» **WORK TO COMPLETE**:
Each line of the material below that holds the word "unit" needs to be copied.
— BEGIN DATA IN THIS EXERCISE —
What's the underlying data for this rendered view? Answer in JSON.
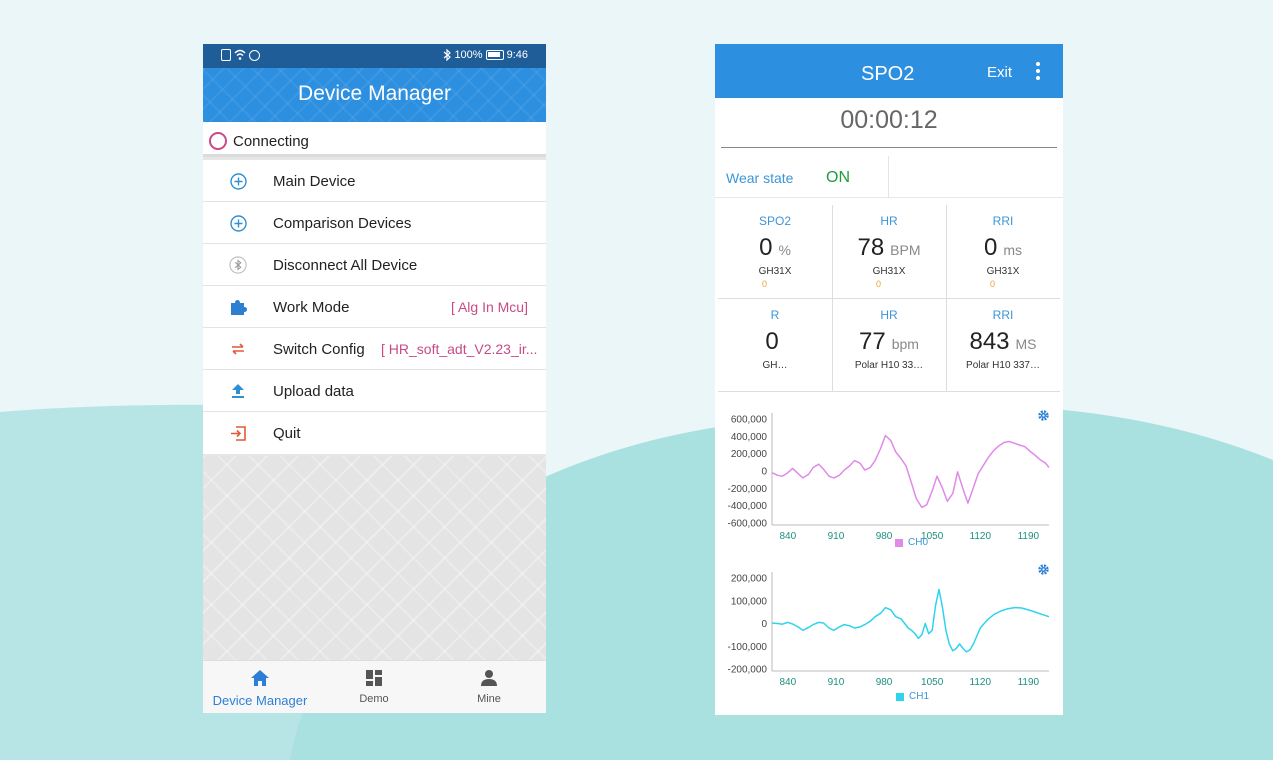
{
  "left_phone": {
    "statusbar": {
      "battery": "100%",
      "time": "9:46"
    },
    "header_title": "Device Manager",
    "connection_status": "Connecting",
    "menu": [
      {
        "label": "Main Device",
        "icon": "plus-circle-icon",
        "value": ""
      },
      {
        "label": "Comparison Devices",
        "icon": "plus-circle-icon",
        "value": ""
      },
      {
        "label": "Disconnect All Device",
        "icon": "bluetooth-icon",
        "value": ""
      },
      {
        "label": "Work Mode",
        "icon": "puzzle-icon",
        "value": "[ Alg In Mcu]"
      },
      {
        "label": "Switch Config",
        "icon": "swap-arrows-icon",
        "value": "[ HR_soft_adt_V2.23_ir..."
      },
      {
        "label": "Upload data",
        "icon": "upload-icon",
        "value": ""
      },
      {
        "label": "Quit",
        "icon": "exit-icon",
        "value": ""
      }
    ],
    "nav": [
      {
        "label": "Device Manager",
        "icon": "home-icon",
        "active": true
      },
      {
        "label": "Demo",
        "icon": "grid-icon",
        "active": false
      },
      {
        "label": "Mine",
        "icon": "person-icon",
        "active": false
      }
    ],
    "colors": {
      "header": "#2d8fe0",
      "statusbar": "#1f5d99",
      "accent": "#c94a86",
      "active_nav": "#2d7fd6"
    }
  },
  "right_phone": {
    "header_title": "SPO2",
    "exit_label": "Exit",
    "timer": "00:00:12",
    "wear_label": "Wear state",
    "wear_value": "ON",
    "metrics": [
      {
        "header": "SPO2",
        "value": "0",
        "unit": "%",
        "source": "GH31X",
        "sub": "0"
      },
      {
        "header": "HR",
        "value": "78",
        "unit": "BPM",
        "source": "GH31X",
        "sub": "0"
      },
      {
        "header": "RRI",
        "value": "0",
        "unit": "ms",
        "source": "GH31X",
        "sub": "0"
      },
      {
        "header": "R",
        "value": "0",
        "unit": "",
        "source": "GH…",
        "sub": ""
      },
      {
        "header": "HR",
        "value": "77",
        "unit": "bpm",
        "source": "Polar H10 33…",
        "sub": ""
      },
      {
        "header": "RRI",
        "value": "843",
        "unit": "MS",
        "source": "Polar H10 337…",
        "sub": ""
      }
    ],
    "chart_data": [
      {
        "type": "line",
        "x_ticks": [
          "840",
          "910",
          "980",
          "1050",
          "1120",
          "1190"
        ],
        "y_ticks": [
          "600,000",
          "400,000",
          "200,000",
          "0",
          "-200,000",
          "-400,000",
          "-600,000"
        ],
        "xlim": [
          817,
          1220
        ],
        "ylim": [
          -600000,
          600000
        ],
        "series": [
          {
            "name": "CH0",
            "color": "#e08ae8",
            "x": [
              817,
              825,
              832,
              840,
              847,
              855,
              862,
              870,
              877,
              885,
              892,
              900,
              907,
              915,
              922,
              930,
              937,
              945,
              952,
              960,
              967,
              975,
              982,
              990,
              997,
              1005,
              1012,
              1020,
              1027,
              1035,
              1042,
              1050,
              1057,
              1065,
              1072,
              1080,
              1087,
              1095,
              1102,
              1110,
              1117,
              1125,
              1132,
              1140,
              1147,
              1155,
              1162,
              1170,
              1177,
              1185,
              1192,
              1200,
              1207,
              1215,
              1220
            ],
            "y": [
              -20000,
              -50000,
              -60000,
              -20000,
              30000,
              -30000,
              -80000,
              -40000,
              40000,
              80000,
              20000,
              -60000,
              -80000,
              -50000,
              10000,
              60000,
              120000,
              90000,
              10000,
              40000,
              120000,
              260000,
              410000,
              350000,
              220000,
              140000,
              60000,
              -140000,
              -320000,
              -420000,
              -390000,
              -230000,
              -60000,
              -200000,
              -350000,
              -260000,
              -10000,
              -210000,
              -370000,
              -190000,
              -30000,
              70000,
              160000,
              240000,
              290000,
              330000,
              340000,
              320000,
              300000,
              280000,
              230000,
              180000,
              130000,
              90000,
              40000
            ]
          }
        ]
      },
      {
        "type": "line",
        "x_ticks": [
          "840",
          "910",
          "980",
          "1050",
          "1120",
          "1190"
        ],
        "y_ticks": [
          "200,000",
          "100,000",
          "0",
          "-100,000",
          "-200,000"
        ],
        "xlim": [
          817,
          1220
        ],
        "ylim": [
          -200000,
          200000
        ],
        "series": [
          {
            "name": "CH1",
            "color": "#2fd3ec",
            "x": [
              817,
              825,
              832,
              840,
              847,
              855,
              862,
              870,
              877,
              885,
              892,
              900,
              907,
              915,
              922,
              930,
              937,
              945,
              952,
              960,
              967,
              975,
              982,
              990,
              997,
              1005,
              1010,
              1015,
              1020,
              1025,
              1030,
              1035,
              1040,
              1045,
              1050,
              1055,
              1060,
              1065,
              1070,
              1075,
              1080,
              1085,
              1090,
              1095,
              1100,
              1105,
              1110,
              1115,
              1120,
              1130,
              1140,
              1150,
              1160,
              1170,
              1180,
              1190,
              1200,
              1210,
              1220
            ],
            "y": [
              2000,
              0,
              -3000,
              5000,
              -2000,
              -15000,
              -30000,
              -18000,
              -5000,
              5000,
              2000,
              -20000,
              -30000,
              -15000,
              -5000,
              -10000,
              -20000,
              -15000,
              -5000,
              10000,
              30000,
              45000,
              70000,
              60000,
              30000,
              20000,
              0,
              -20000,
              -30000,
              -45000,
              -65000,
              -50000,
              0,
              -45000,
              -30000,
              80000,
              150000,
              70000,
              -30000,
              -90000,
              -120000,
              -110000,
              -90000,
              -110000,
              -125000,
              -115000,
              -90000,
              -55000,
              -20000,
              15000,
              40000,
              55000,
              65000,
              70000,
              68000,
              60000,
              50000,
              40000,
              30000
            ]
          }
        ]
      }
    ],
    "colors": {
      "header": "#2d8fe0",
      "label_blue": "#3c96d6",
      "wear_on": "#1e9c3c",
      "sub_orange": "#f0a030"
    }
  }
}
— END DATA IN THIS EXERCISE —
» **EXERCISE RESULT**:
        "unit": "%",
        "unit": "BPM",
        "unit": "ms",
        "unit": "",
        "unit": "bpm",
        "unit": "MS",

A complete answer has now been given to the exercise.